**Task goal**
Give the material once more, word for word, without any images.

**Extracted data**
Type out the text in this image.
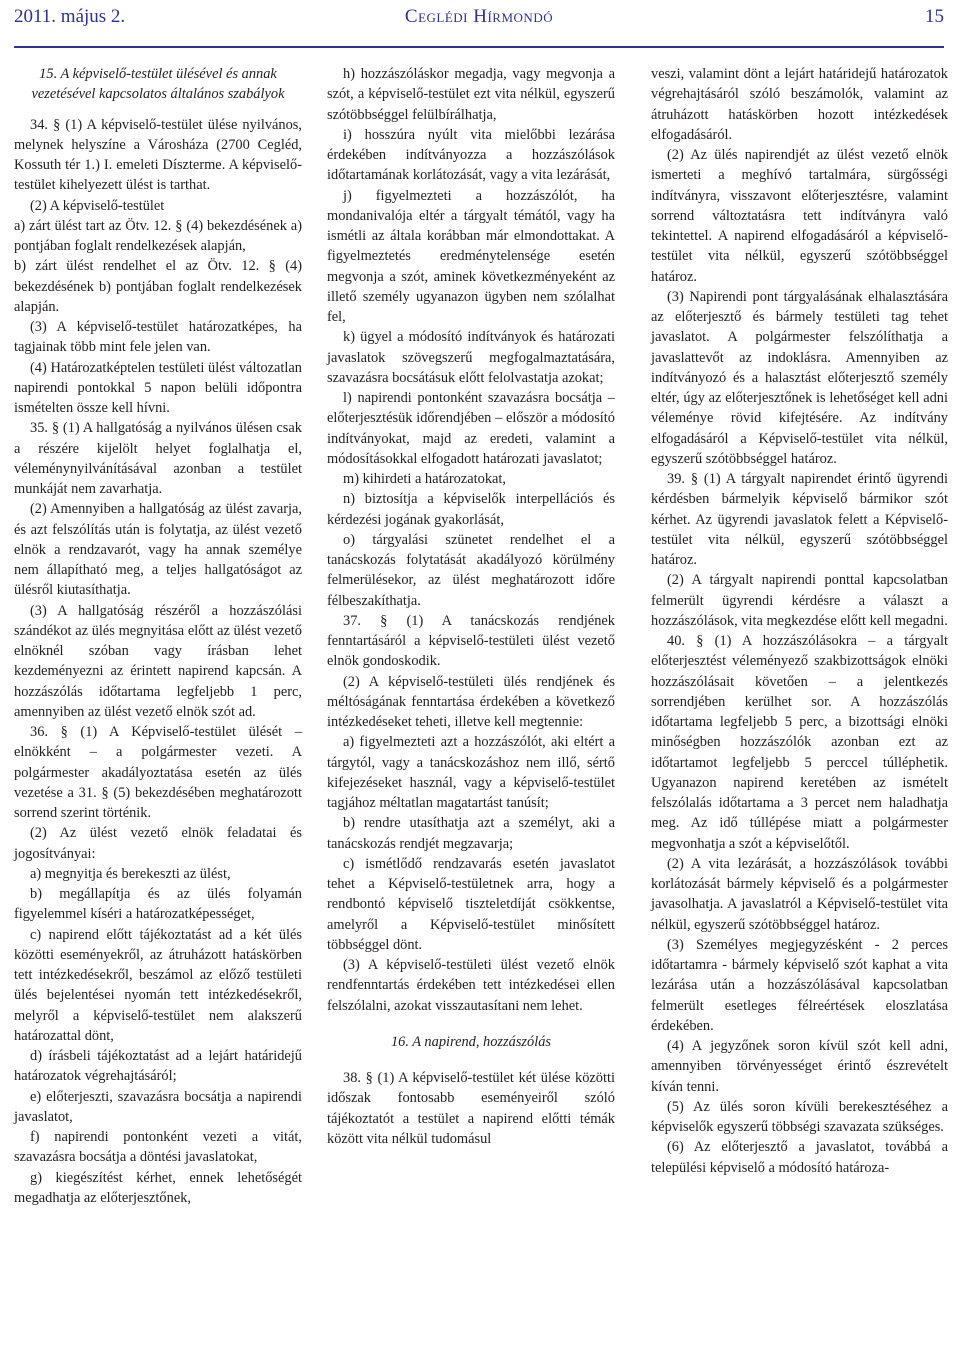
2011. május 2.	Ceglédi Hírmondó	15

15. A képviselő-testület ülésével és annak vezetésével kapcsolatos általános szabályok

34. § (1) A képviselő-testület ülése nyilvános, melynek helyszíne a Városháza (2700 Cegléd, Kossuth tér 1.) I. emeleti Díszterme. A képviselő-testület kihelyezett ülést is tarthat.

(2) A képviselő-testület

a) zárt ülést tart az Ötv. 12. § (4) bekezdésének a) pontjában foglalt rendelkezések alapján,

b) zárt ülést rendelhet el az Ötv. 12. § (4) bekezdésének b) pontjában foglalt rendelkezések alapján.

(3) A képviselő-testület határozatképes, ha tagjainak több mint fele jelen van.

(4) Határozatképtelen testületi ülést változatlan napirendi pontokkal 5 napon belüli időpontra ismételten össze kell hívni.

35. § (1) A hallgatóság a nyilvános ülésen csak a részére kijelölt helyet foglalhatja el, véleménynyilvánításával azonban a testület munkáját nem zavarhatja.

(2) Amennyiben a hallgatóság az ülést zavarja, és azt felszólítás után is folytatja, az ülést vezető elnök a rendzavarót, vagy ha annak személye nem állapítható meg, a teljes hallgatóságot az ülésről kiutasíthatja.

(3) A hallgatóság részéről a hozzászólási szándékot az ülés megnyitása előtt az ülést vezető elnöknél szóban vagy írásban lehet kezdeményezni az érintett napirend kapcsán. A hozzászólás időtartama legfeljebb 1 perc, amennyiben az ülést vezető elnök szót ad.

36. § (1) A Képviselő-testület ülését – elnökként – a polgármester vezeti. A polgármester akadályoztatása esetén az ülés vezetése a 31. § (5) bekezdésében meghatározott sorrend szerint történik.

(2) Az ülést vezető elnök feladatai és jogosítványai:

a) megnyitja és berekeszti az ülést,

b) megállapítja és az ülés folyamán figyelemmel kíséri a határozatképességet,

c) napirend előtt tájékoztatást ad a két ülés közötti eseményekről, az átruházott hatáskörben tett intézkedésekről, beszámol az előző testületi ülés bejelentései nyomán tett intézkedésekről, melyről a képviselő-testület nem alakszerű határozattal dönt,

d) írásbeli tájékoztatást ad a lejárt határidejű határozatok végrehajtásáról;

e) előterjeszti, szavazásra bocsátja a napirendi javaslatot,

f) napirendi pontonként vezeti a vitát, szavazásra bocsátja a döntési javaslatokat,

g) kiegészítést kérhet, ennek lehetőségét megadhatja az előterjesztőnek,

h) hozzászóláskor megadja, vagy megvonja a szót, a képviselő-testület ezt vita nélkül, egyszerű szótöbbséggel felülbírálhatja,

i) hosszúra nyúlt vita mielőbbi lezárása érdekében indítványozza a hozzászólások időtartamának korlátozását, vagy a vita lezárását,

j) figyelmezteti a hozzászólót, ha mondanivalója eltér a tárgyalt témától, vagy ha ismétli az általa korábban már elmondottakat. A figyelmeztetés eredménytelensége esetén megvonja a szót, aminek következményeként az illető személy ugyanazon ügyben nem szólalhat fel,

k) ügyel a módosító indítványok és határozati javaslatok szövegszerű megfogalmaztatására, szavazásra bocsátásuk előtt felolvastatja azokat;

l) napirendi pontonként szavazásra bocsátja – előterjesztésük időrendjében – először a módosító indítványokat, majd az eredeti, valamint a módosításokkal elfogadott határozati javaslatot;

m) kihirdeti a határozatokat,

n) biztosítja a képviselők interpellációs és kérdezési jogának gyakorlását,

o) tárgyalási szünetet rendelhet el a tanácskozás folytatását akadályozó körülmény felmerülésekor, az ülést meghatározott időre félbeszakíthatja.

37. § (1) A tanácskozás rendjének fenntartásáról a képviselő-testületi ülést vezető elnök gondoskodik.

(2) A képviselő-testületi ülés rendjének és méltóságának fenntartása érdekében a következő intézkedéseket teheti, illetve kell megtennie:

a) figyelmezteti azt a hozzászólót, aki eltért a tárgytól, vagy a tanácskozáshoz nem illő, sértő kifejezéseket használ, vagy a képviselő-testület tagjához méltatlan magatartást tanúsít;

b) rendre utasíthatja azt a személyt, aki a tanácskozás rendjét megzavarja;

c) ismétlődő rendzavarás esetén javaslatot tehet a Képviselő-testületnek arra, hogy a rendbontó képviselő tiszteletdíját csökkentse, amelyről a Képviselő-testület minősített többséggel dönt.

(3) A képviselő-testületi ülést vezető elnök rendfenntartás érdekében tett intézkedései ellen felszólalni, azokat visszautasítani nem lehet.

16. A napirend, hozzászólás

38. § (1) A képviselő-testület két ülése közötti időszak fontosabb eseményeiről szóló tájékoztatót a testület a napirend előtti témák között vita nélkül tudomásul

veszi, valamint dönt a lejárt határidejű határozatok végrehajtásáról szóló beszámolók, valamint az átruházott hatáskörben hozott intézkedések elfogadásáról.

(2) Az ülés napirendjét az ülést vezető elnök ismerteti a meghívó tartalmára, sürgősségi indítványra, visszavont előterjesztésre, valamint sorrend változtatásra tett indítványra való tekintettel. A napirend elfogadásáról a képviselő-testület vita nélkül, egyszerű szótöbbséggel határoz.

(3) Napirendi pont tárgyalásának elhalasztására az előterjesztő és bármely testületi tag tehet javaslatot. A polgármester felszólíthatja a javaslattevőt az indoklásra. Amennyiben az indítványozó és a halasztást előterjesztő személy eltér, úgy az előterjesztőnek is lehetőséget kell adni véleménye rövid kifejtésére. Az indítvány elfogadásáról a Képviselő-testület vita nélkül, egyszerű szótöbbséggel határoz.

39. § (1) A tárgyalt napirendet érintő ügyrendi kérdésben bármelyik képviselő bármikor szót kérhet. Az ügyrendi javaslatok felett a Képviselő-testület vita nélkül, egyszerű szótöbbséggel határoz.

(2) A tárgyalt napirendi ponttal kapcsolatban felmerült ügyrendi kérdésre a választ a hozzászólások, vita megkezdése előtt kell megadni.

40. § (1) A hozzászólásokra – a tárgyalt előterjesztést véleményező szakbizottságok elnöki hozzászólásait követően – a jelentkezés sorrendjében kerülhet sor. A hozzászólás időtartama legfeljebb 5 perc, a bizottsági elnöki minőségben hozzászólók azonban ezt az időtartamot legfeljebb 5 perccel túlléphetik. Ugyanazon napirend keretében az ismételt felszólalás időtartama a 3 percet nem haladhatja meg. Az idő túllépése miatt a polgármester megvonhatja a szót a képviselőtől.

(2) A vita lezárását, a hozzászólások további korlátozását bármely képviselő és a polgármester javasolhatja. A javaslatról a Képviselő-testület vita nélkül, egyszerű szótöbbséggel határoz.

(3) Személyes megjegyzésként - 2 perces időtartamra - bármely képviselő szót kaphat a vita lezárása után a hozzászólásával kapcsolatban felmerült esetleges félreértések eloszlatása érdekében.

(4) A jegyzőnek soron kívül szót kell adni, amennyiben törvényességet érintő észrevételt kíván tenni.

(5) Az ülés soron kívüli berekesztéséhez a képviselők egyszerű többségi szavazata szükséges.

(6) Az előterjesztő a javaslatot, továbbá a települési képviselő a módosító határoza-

**Result below**
Type out the text in this image.
2011. május 2.	Ceglédi Hírmondó	15

15. A képviselő-testület ülésével és annak vezetésével kapcsolatos általános szabályok

34. § (1) A képviselő-testület ülése nyilvános, melynek helyszíne a Városháza (2700 Cegléd, Kossuth tér 1.) I. emeleti Díszterme. A képviselő-testület kihelyezett ülést is tarthat.

(2) A képviselő-testület

a) zárt ülést tart az Ötv. 12. § (4) bekezdésének a) pontjában foglalt rendelkezések alapján,

b) zárt ülést rendelhet el az Ötv. 12. § (4) bekezdésének b) pontjában foglalt rendelkezések alapján.

(3) A képviselő-testület határozatképes, ha tagjainak több mint fele jelen van.

(4) Határozatképtelen testületi ülést változatlan napirendi pontokkal 5 napon belüli időpontra ismételten össze kell hívni.

35. § (1) A hallgatóság a nyilvános ülésen csak a részére kijelölt helyet foglalhatja el, véleménynyilvánításával azonban a testület munkáját nem zavarhatja.

(2) Amennyiben a hallgatóság az ülést zavarja, és azt felszólítás után is folytatja, az ülést vezető elnök a rendzavarót, vagy ha annak személye nem állapítható meg, a teljes hallgatóságot az ülésről kiutasíthatja.

(3) A hallgatóság részéről a hozzászólási szándékot az ülés megnyitása előtt az ülést vezető elnöknél szóban vagy írásban lehet kezdeményezni az érintett napirend kapcsán. A hozzászólás időtartama legfeljebb 1 perc, amennyiben az ülést vezető elnök szót ad.

36. § (1) A Képviselő-testület ülését – elnökként – a polgármester vezeti. A polgármester akadályoztatása esetén az ülés vezetése a 31. § (5) bekezdésében meghatározott sorrend szerint történik.

(2) Az ülést vezető elnök feladatai és jogosítványai:

a) megnyitja és berekeszti az ülést,

b) megállapítja és az ülés folyamán figyelemmel kíséri a határozatképességet,

c) napirend előtt tájékoztatást ad a két ülés közötti eseményekről, az átruházott hatáskörben tett intézkedésekről, beszámol az előző testületi ülés bejelentései nyomán tett intézkedésekről, melyről a képviselő-testület nem alakszerű határozattal dönt,

d) írásbeli tájékoztatást ad a lejárt határidejű határozatok végrehajtásáról;

e) előterjeszti, szavazásra bocsátja a napirendi javaslatot,

f) napirendi pontonként vezeti a vitát, szavazásra bocsátja a döntési javaslatokat,

g) kiegészítést kérhet, ennek lehetőségét megadhatja az előterjesztőnek,

h) hozzászóláskor megadja, vagy megvonja a szót, a képviselő-testület ezt vita nélkül, egyszerű szótöbbséggel felülbírálhatja,

i) hosszúra nyúlt vita mielőbbi lezárása érdekében indítványozza a hozzászólások időtartamának korlátozását, vagy a vita lezárását,

j) figyelmezteti a hozzászólót, ha mondanivalója eltér a tárgyalt témától, vagy ha ismétli az általa korábban már elmondottakat. A figyelmeztetés eredménytelensége esetén megvonja a szót, aminek következményeként az illető személy ugyanazon ügyben nem szólalhat fel,

k) ügyel a módosító indítványok és határozati javaslatok szövegszerű megfogalmaztatására, szavazásra bocsátásuk előtt felolvastatja azokat;

l) napirendi pontonként szavazásra bocsátja – előterjesztésük időrendjében – először a módosító indítványokat, majd az eredeti, valamint a módosításokkal elfogadott határozati javaslatot;

m) kihirdeti a határozatokat,

n) biztosítja a képviselők interpellációs és kérdezési jogának gyakorlását,

o) tárgyalási szünetet rendelhet el a tanácskozás folytatását akadályozó körülmény felmerülésekor, az ülést meghatározott időre félbeszakíthatja.

37. § (1) A tanácskozás rendjének fenntartásáról a képviselő-testületi ülést vezető elnök gondoskodik.

(2) A képviselő-testületi ülés rendjének és méltóságának fenntartása érdekében a következő intézkedéseket teheti, illetve kell megtennie:

a) figyelmezteti azt a hozzászólót, aki eltért a tárgytól, vagy a tanácskozáshoz nem illő, sértő kifejezéseket használ, vagy a képviselő-testület tagjához méltatlan magatartást tanúsít;

b) rendre utasíthatja azt a személyt, aki a tanácskozás rendjét megzavarja;

c) ismétlődő rendzavarás esetén javaslatot tehet a Képviselő-testületnek arra, hogy a rendbontó képviselő tiszteletdíját csökkentse, amelyről a Képviselő-testület minősített többséggel dönt.

(3) A képviselő-testületi ülést vezető elnök rendfenntartás érdekében tett intézkedései ellen felszólalni, azokat visszautasítani nem lehet.

16. A napirend, hozzászólás

38. § (1) A képviselő-testület két ülése közötti időszak fontosabb eseményeiről szóló tájékoztatót a testület a napirend előtti témák között vita nélkül tudomásul

veszi, valamint dönt a lejárt határidejű határozatok végrehajtásáról szóló beszámolók, valamint az átruházott hatáskörben hozott intézkedések elfogadásáról.

(2) Az ülés napirendjét az ülést vezető elnök ismerteti a meghívó tartalmára, sürgősségi indítványra, visszavont előterjesztésre, valamint sorrend változtatásra tett indítványra való tekintettel. A napirend elfogadásáról a képviselő-testület vita nélkül, egyszerű szótöbbséggel határoz.

(3) Napirendi pont tárgyalásának elhalasztására az előterjesztő és bármely testületi tag tehet javaslatot. A polgármester felszólíthatja a javaslattevőt az indoklásra. Amennyiben az indítványozó és a halasztást előterjesztő személy eltér, úgy az előterjesztőnek is lehetőséget kell adni véleménye rövid kifejtésére. Az indítvány elfogadásáról a Képviselő-testület vita nélkül, egyszerű szótöbbséggel határoz.

39. § (1) A tárgyalt napirendet érintő ügyrendi kérdésben bármelyik képviselő bármikor szót kérhet. Az ügyrendi javaslatok felett a Képviselő-testület vita nélkül, egyszerű szótöbbséggel határoz.

(2) A tárgyalt napirendi ponttal kapcsolatban felmerült ügyrendi kérdésre a választ a hozzászólások, vita megkezdése előtt kell megadni.

40. § (1) A hozzászólásokra – a tárgyalt előterjesztést véleményező szakbizottságok elnöki hozzászólásait követően – a jelentkezés sorrendjében kerülhet sor. A hozzászólás időtartama legfeljebb 5 perc, a bizottsági elnöki minőségben hozzászólók azonban ezt az időtartamot legfeljebb 5 perccel túlléphetik. Ugyanazon napirend keretében az ismételt felszólalás időtartama a 3 percet nem haladhatja meg. Az idő túllépése miatt a polgármester megvonhatja a szót a képviselőtől.

(2) A vita lezárását, a hozzászólások további korlátozását bármely képviselő és a polgármester javasolhatja. A javaslatról a Képviselő-testület vita nélkül, egyszerű szótöbbséggel határoz.

(3) Személyes megjegyzésként - 2 perces időtartamra - bármely képviselő szót kaphat a vita lezárása után a hozzászólásával kapcsolatban felmerült esetleges félreértések eloszlatása érdekében.

(4) A jegyzőnek soron kívül szót kell adni, amennyiben törvényességet érintő észrevételt kíván tenni.

(5) Az ülés soron kívüli berekesztéséhez a képviselők egyszerű többségi szavazata szükséges.

(6) Az előterjesztő a javaslatot, továbbá a települési képviselő a módosító határoza-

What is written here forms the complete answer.